>>

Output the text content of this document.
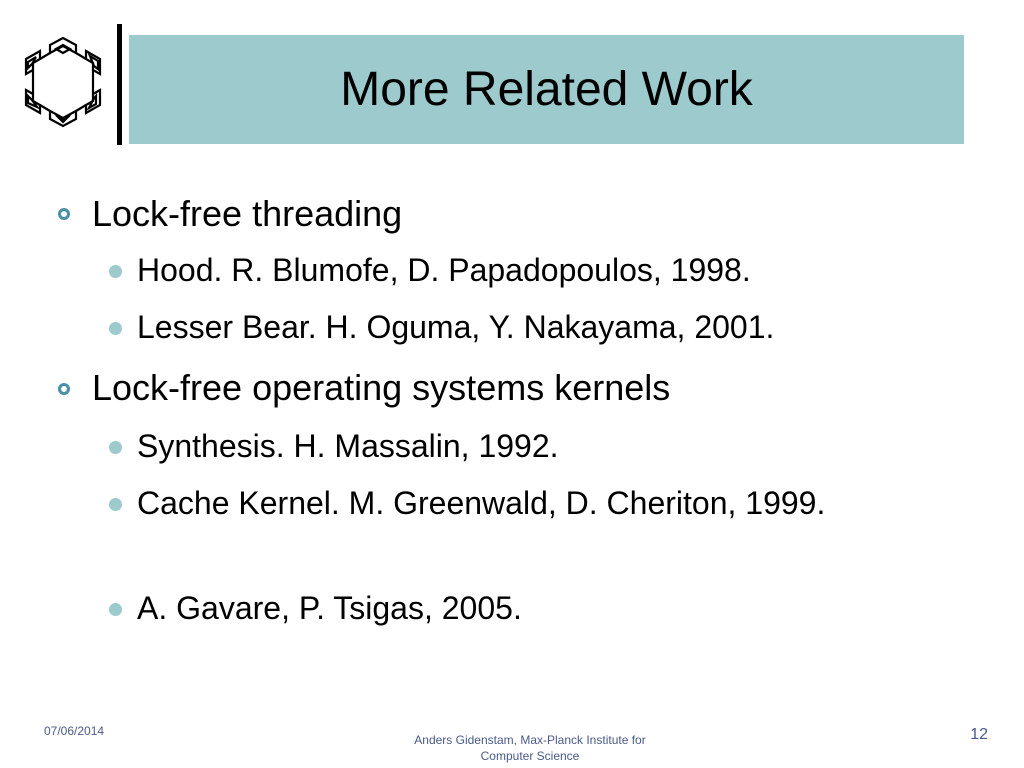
More Related Work
Lock-free threading
Hood. R. Blumofe, D. Papadopoulos, 1998.
Lesser Bear. H. Oguma, Y. Nakayama, 2001.
Lock-free operating systems kernels
Synthesis. H. Massalin, 1992.
Cache Kernel. M. Greenwald, D. Cheriton, 1999.
A. Gavare, P. Tsigas, 2005.
07/06/2014
Anders Gidenstam, Max-Planck Institute for
Computer Science
12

<<

### Directions
Could you repeat all of the material exactly? Pictures should not be copied.

### Completed exercise
Output the text content of this document.
More Related Work
Lock-free threading
Hood. R. Blumofe, D. Papadopoulos, 1998.
Lesser Bear. H. Oguma, Y. Nakayama, 2001.
Lock-free operating systems kernels
Synthesis. H. Massalin, 1992.
Cache Kernel. M. Greenwald, D. Cheriton, 1999.
A. Gavare, P. Tsigas, 2005.
07/06/2014
Anders Gidenstam, Max-Planck Institute for
Computer Science
12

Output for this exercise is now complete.